* [WRITTEN TASK]:
Quote the records that follow in full, leaving the pictures out.

···

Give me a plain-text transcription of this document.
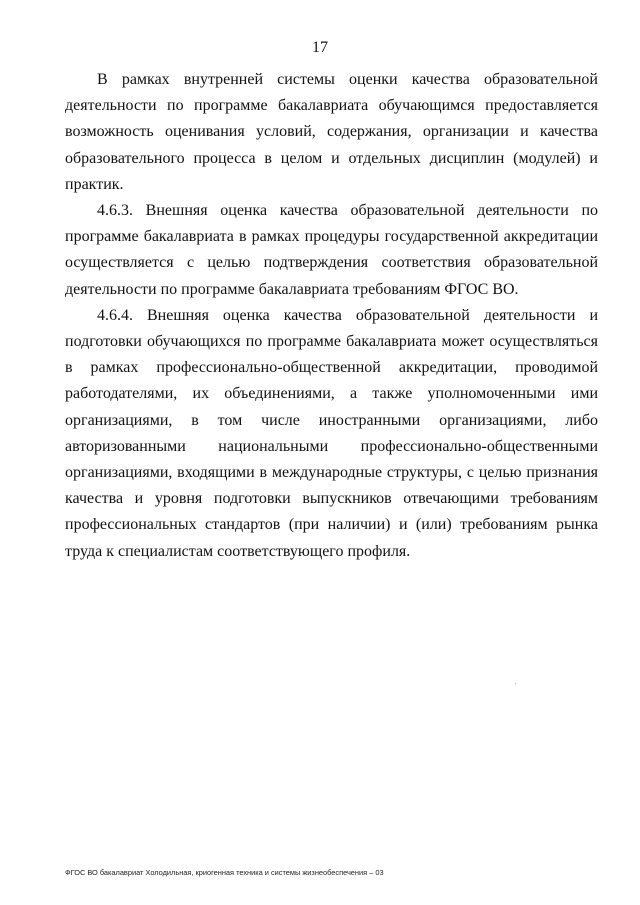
17

В рамках внутренней системы оценки качества образовательной деятельности по программе бакалавриата обучающимся предоставляется возможность оценивания условий, содержания, организации и качества образовательного процесса в целом и отдельных дисциплин (модулей) и практик.

4.6.3. Внешняя оценка качества образовательной деятельности по программе бакалавриата в рамках процедуры государственной аккредитации осуществляется с целью подтверждения соответствия образовательной деятельности по программе бакалавриата требованиям ФГОС ВО.

4.6.4. Внешняя оценка качества образовательной деятельности и подготовки обучающихся по программе бакалавриата может осуществляться в рамках профессионально-общественной аккредитации, проводимой работодателями, их объединениями, а также уполномоченными ими организациями, в том числе иностранными организациями, либо авторизованными национальными профессионально-общественными организациями, входящими в международные структуры, с целью признания качества и уровня подготовки выпускников отвечающими требованиям профессиональных стандартов (при наличии) и (или) требованиям рынка труда к специалистам соответствующего профиля.

ФГОС ВО бакалавриат Холодильная, криогенная техника и системы жизнеобеспечения – 03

···

* [FULL RESPONSE]:
Give me a plain-text transcription of this document.
17

В рамках внутренней системы оценки качества образовательной деятельности по программе бакалавриата обучающимся предоставляется возможность оценивания условий, содержания, организации и качества образовательного процесса в целом и отдельных дисциплин (модулей) и практик.

4.6.3. Внешняя оценка качества образовательной деятельности по программе бакалавриата в рамках процедуры государственной аккредитации осуществляется с целью подтверждения соответствия образовательной деятельности по программе бакалавриата требованиям ФГОС ВО.

4.6.4. Внешняя оценка качества образовательной деятельности и подготовки обучающихся по программе бакалавриата может осуществляться в рамках профессионально-общественной аккредитации, проводимой работодателями, их объединениями, а также уполномоченными ими организациями, в том числе иностранными организациями, либо авторизованными национальными профессионально-общественными организациями, входящими в международные структуры, с целью признания качества и уровня подготовки выпускников отвечающими требованиям профессиональных стандартов (при наличии) и (или) требованиям рынка труда к специалистам соответствующего профиля.

ФГОС ВО бакалавриат Холодильная, криогенная техника и системы жизнеобеспечения – 03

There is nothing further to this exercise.